## SET TASK
Scan the listing below. Report each line that includes "para".

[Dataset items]
————————

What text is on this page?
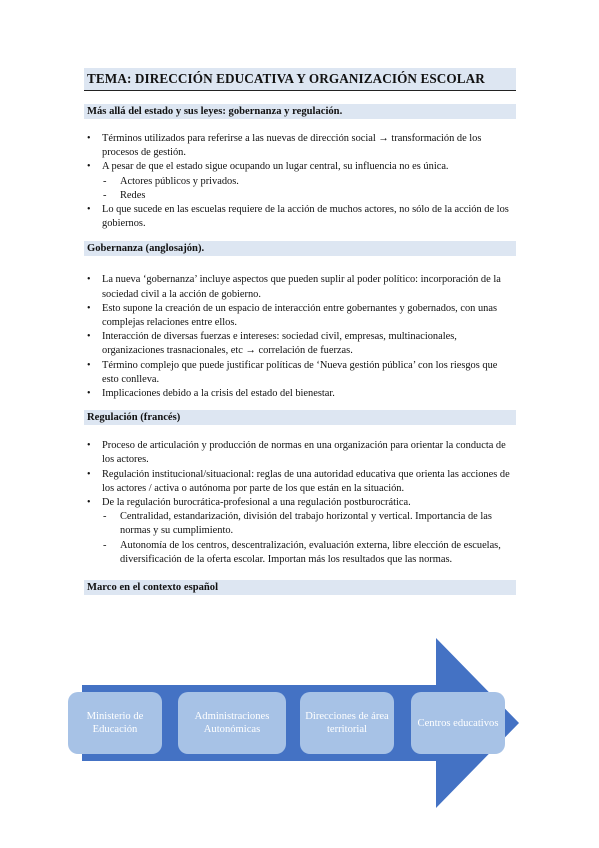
TEMA: DIRECCIÓN EDUCATIVA Y ORGANIZACIÓN ESCOLAR
Más allá del estado y sus leyes: gobernanza y regulación.
• Términos utilizados para referirse a las nuevas de dirección social → transformación de los procesos de gestión.
• A pesar de que el estado sigue ocupando un lugar central, su influencia no es única.
- Actores públicos y privados.
- Redes
• Lo que sucede en las escuelas requiere de la acción de muchos actores, no sólo de la acción de los gobiernos.
Gobernanza (anglosajón).
• La nueva ‘gobernanza’ incluye aspectos que pueden suplir al poder político: incorporación de la sociedad civil a la acción de gobierno.
• Esto supone la creación de un espacio de interacción entre gobernantes y gobernados, con unas complejas relaciones entre ellos.
• Interacción de diversas fuerzas e intereses: sociedad civil, empresas, multinacionales, organizaciones trasnacionales, etc → correlación de fuerzas.
• Término complejo que puede justificar políticas de ‘Nueva gestión pública’ con los riesgos que esto conlleva.
• Implicaciones debido a la crisis del estado del bienestar.
Regulación (francés)
• Proceso de articulación y producción de normas en una organización para orientar la conducta de los actores.
• Regulación institucional/situacional: reglas de una autoridad educativa que orienta las acciones de los actores / activa o autónoma por parte de los que están en la situación.
• De la regulación burocrática-profesional a una regulación postburocrática.
- Centralidad, estandarización, división del trabajo horizontal y vertical. Importancia de las normas y su cumplimiento.
- Autonomía de los centros, descentralización, evaluación externa, libre elección de escuelas, diversificación de la oferta escolar. Importan más los resultados que las normas.
Marco en el contexto español
Ministerio de Educación
Administraciones Autonómicas
Direcciones de área territorial
Centros educativos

————————

## WRITTEN ANSWER
• Términos utilizados para referirse a las nuevas de dirección social → transformación de los procesos de gestión.
• Proceso de articulación y producción de normas en una organización para orientar la conducta de los actores.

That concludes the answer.